Express every line of the rows below as a JSON list of strings, one string per line, with blank lines left out. Leave the pictures out of the list.

** START OF Data for the task **

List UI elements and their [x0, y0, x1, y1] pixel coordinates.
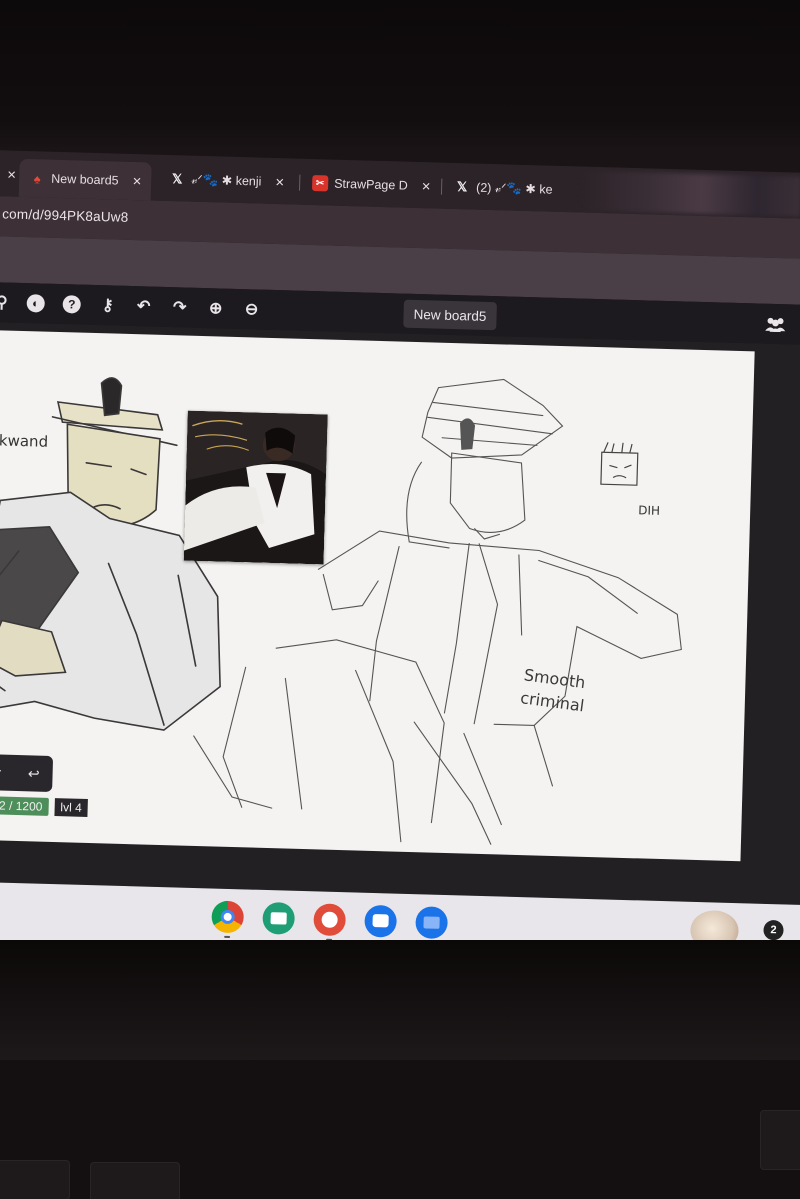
paint-icon[interactable] — [313, 903, 347, 937]
drawing-canvas[interactable]: sekwand DIH Smooth criminal — [0, 329, 755, 862]
redo-icon[interactable]: ↷ — [167, 295, 192, 320]
tab-x-ke[interactable]: 𝕏 (2) 𝓋ᐟ🐾 ✱ ke — [444, 171, 563, 206]
status-bar: 752 / 1200 lvl 4 — [0, 794, 88, 819]
zoom-controls: ☛ ↩ — [0, 753, 54, 792]
annotation-criminal: criminal — [519, 688, 585, 715]
tab-label: 𝓋ᐟ🐾 ✱ kenji — [191, 172, 262, 189]
tab-x-kenji[interactable]: 𝕏 𝓋ᐟ🐾 ✱ kenji × — [159, 163, 295, 199]
notification-badge[interactable]: 2 — [763, 919, 784, 941]
chrome-icon[interactable] — [211, 900, 245, 934]
tab-separator — [440, 178, 443, 195]
dih-face-drawing — [600, 442, 639, 486]
board-title: New board5 — [403, 299, 497, 331]
tab-label: New board5 — [51, 171, 119, 188]
close-icon[interactable]: × — [275, 173, 284, 190]
paint-icon: ♠ — [33, 170, 41, 186]
x-logo-icon: 𝕏 — [456, 179, 468, 195]
laptop-screen: × ♠ New board5 × 𝕏 𝓋ᐟ🐾 ✱ kenji × ✂ Straw… — [0, 150, 800, 973]
annotation-smooth: Smooth — [523, 665, 587, 692]
blurred-tabs — [580, 170, 800, 217]
ink-counter: 752 / 1200 — [0, 795, 49, 816]
annotation-sekwand: sekwand — [0, 431, 48, 451]
keyboard — [0, 1070, 800, 1199]
strawpage-icon: ✂ — [311, 175, 329, 192]
sketches: sekwand DIH Smooth criminal — [0, 377, 682, 845]
keyboard-key — [0, 1160, 70, 1199]
search-icon[interactable]: ⚲ — [0, 290, 14, 315]
brush-icon[interactable]: ◐ — [23, 291, 48, 316]
tab-label: StrawPage D — [333, 176, 409, 193]
undo-small-icon[interactable]: ↩ — [28, 765, 40, 782]
help-icon[interactable]: ? — [59, 292, 84, 317]
pointer-icon[interactable]: ☛ — [0, 764, 2, 781]
files-icon[interactable] — [415, 906, 449, 940]
keyboard-key — [760, 1110, 800, 1170]
workspace: sekwand DIH Smooth criminal ☛ ↩ 752 / 12… — [0, 321, 800, 906]
close-icon[interactable]: × — [422, 178, 431, 195]
undo-icon[interactable]: ↶ — [131, 294, 156, 319]
slides-icon[interactable] — [262, 901, 296, 935]
annotation-dih: DIH — [638, 503, 660, 518]
level-badge: lvl 4 — [54, 798, 88, 817]
tab-new-board5[interactable]: ♠ New board5 × — [18, 158, 152, 201]
x-logo-icon: 𝕏 — [171, 171, 183, 187]
users-icon[interactable] — [763, 312, 788, 337]
close-icon[interactable]: × — [132, 172, 141, 189]
camera-icon[interactable] — [364, 904, 398, 938]
running-indicator — [224, 935, 231, 939]
laptop-bezel — [0, 940, 800, 1060]
keyboard-key — [90, 1162, 180, 1199]
tab-separator — [298, 174, 301, 191]
close-icon[interactable]: × — [7, 166, 16, 183]
photo-frame: × ♠ New board5 × 𝕏 𝓋ᐟ🐾 ✱ kenji × ✂ Straw… — [0, 0, 800, 1199]
key-icon[interactable]: ⚷ — [95, 293, 120, 318]
tab-strawpage[interactable]: ✂ StrawPage D × — [302, 167, 441, 203]
tab-label: (2) 𝓋ᐟ🐾 ✱ ke — [475, 180, 553, 197]
zoom-out-icon[interactable]: ⊖ — [239, 297, 264, 322]
url-text[interactable]: com/d/994PK8aUw8 — [2, 206, 129, 225]
zoom-in-icon[interactable]: ⊕ — [203, 296, 228, 321]
album-cover-image[interactable] — [183, 410, 328, 565]
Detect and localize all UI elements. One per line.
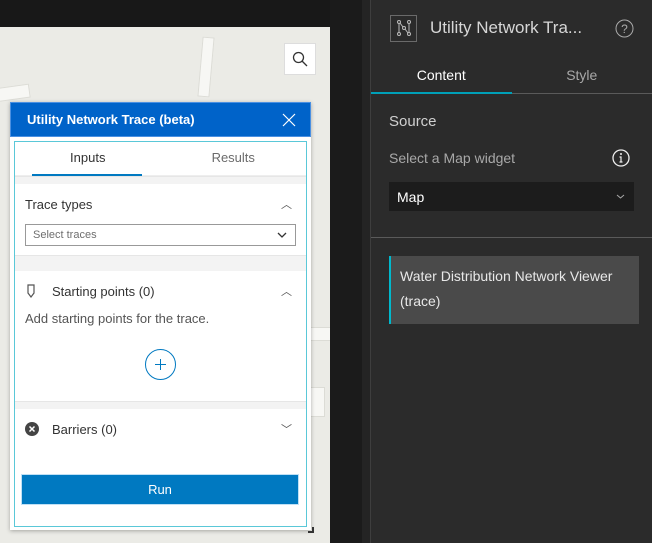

** END OF Data for the task **

§ Complete output
[
  "List UI elements and their [x0, y0, x1, y1] pixel coordinates.",
  "paint-icon[interactable] — [313, 903, 347, 937]",
  "drawing-canvas[interactable]: sekwand DIH Smooth criminal — [0, 329, 755, 862]",
  "redo-icon[interactable]: ↷ — [167, 295, 192, 320]",
  "tab-x-ke[interactable]: 𝕏 (2) 𝓋ᐟ🐾 ✱ ke — [444, 171, 563, 206]",
  "status-bar: 752 / 1200 lvl 4 — [0, 794, 88, 819]",
  "zoom-controls: ☛ ↩ — [0, 753, 54, 792]",
  "annotation-criminal: criminal — [519, 688, 585, 715]",
  "tab-label: 𝓋ᐟ🐾 ✱ kenji — [191, 172, 262, 189]",
  "tab-x-kenji[interactable]: 𝕏 𝓋ᐟ🐾 ✱ kenji × — [159, 163, 295, 199]",
  "notification-badge[interactable]: 2 — [763, 919, 784, 941]",
  "chrome-icon[interactable] — [211, 900, 245, 934]",
  "tab-separator — [440, 178, 443, 195]",
  "dih-face-drawing — [600, 442, 639, 486]",
  "board-title: New board5 — [403, 299, 497, 331]",
  "tab-label: New board5 — [51, 171, 119, 188]",
  "close-icon[interactable]: × — [275, 173, 284, 190]",
  "paint-icon: ♠ — [33, 170, 41, 186]",
  "x-logo-icon: 𝕏 — [456, 179, 468, 195]",
  "laptop-screen: × ♠ New board5 × 𝕏 𝓋ᐟ🐾 ✱ kenji × ✂ Straw… — [0, 150, 800, 973]",
  "annotation-smooth: Smooth — [523, 665, 587, 692]",
  "blurred-tabs — [580, 170, 800, 217]",
  "ink-counter: 752 / 1200 — [0, 795, 49, 816]",
  "annotation-sekwand: sekwand — [0, 431, 48, 451]",
  "keyboard — [0, 1070, 800, 1199]",
  "strawpage-icon: ✂ — [311, 175, 329, 192]",
  "sketches: sekwand DIH Smooth criminal — [0, 377, 682, 845]",
  "keyboard-key — [0, 1160, 70, 1199]",
  "search-icon[interactable]: ⚲ — [0, 290, 14, 315]",
  "brush-icon[interactable]: ◐ — [23, 291, 48, 316]",
  "tab-label: StrawPage D — [333, 176, 409, 193]",
  "undo-small-icon[interactable]: ↩ — [28, 765, 40, 782]",
  "help-icon[interactable]: ? — [59, 292, 84, 317]",
  "pointer-icon[interactable]: ☛ — [0, 764, 2, 781]",
  "files-icon[interactable] — [415, 906, 449, 940]",
  "keyboard-key — [760, 1110, 800, 1170]",
  "workspace: sekwand DIH Smooth criminal ☛ ↩ 752 / 12… — [0, 321, 800, 906]",
  "close-icon[interactable]: × — [422, 178, 431, 195]",
  "undo-icon[interactable]: ↶ — [131, 294, 156, 319]",
  "slides-icon[interactable] — [262, 901, 296, 935]",
  "annotation-dih: DIH — [638, 503, 660, 518]",
  "level-badge: lvl 4 — [54, 798, 88, 817]",
  "tab-new-board5[interactable]: ♠ New board5 × — [18, 158, 152, 201]",
  "x-logo-icon: 𝕏 — [171, 171, 183, 187]",
  "users-icon[interactable] — [763, 312, 788, 337]",
  "close-icon[interactable]: × — [132, 172, 141, 189]",
  "camera-icon[interactable] — [364, 904, 398, 938]",
  "running-indicator — [224, 935, 231, 939]",
  "laptop-bezel — [0, 940, 800, 1060]",
  "keyboard-key — [90, 1162, 180, 1199]",
  "tab-separator — [298, 174, 301, 191]",
  "close-icon[interactable]: × — [7, 166, 16, 183]",
  "photo-frame: × ♠ New board5 × 𝕏 𝓋ᐟ🐾 ✱ kenji × ✂ Straw… — [0, 0, 800, 1199]",
  "key-icon[interactable]: ⚷ — [95, 293, 120, 318]",
  "tab-strawpage[interactable]: ✂ StrawPage D × — [302, 167, 441, 203]",
  "tab-label: (2) 𝓋ᐟ🐾 ✱ ke — [475, 180, 553, 197]",
  "zoom-out-icon[interactable]: ⊖ — [239, 297, 264, 322]",
  "url-text[interactable]: com/d/994PK8aUw8 — [2, 206, 129, 225]",
  "zoom-in-icon[interactable]: ⊕ — [203, 296, 228, 321]",
  "album-cover-image[interactable] — [183, 410, 328, 565]",
  "Detect and localize all UI elements. One per line."
]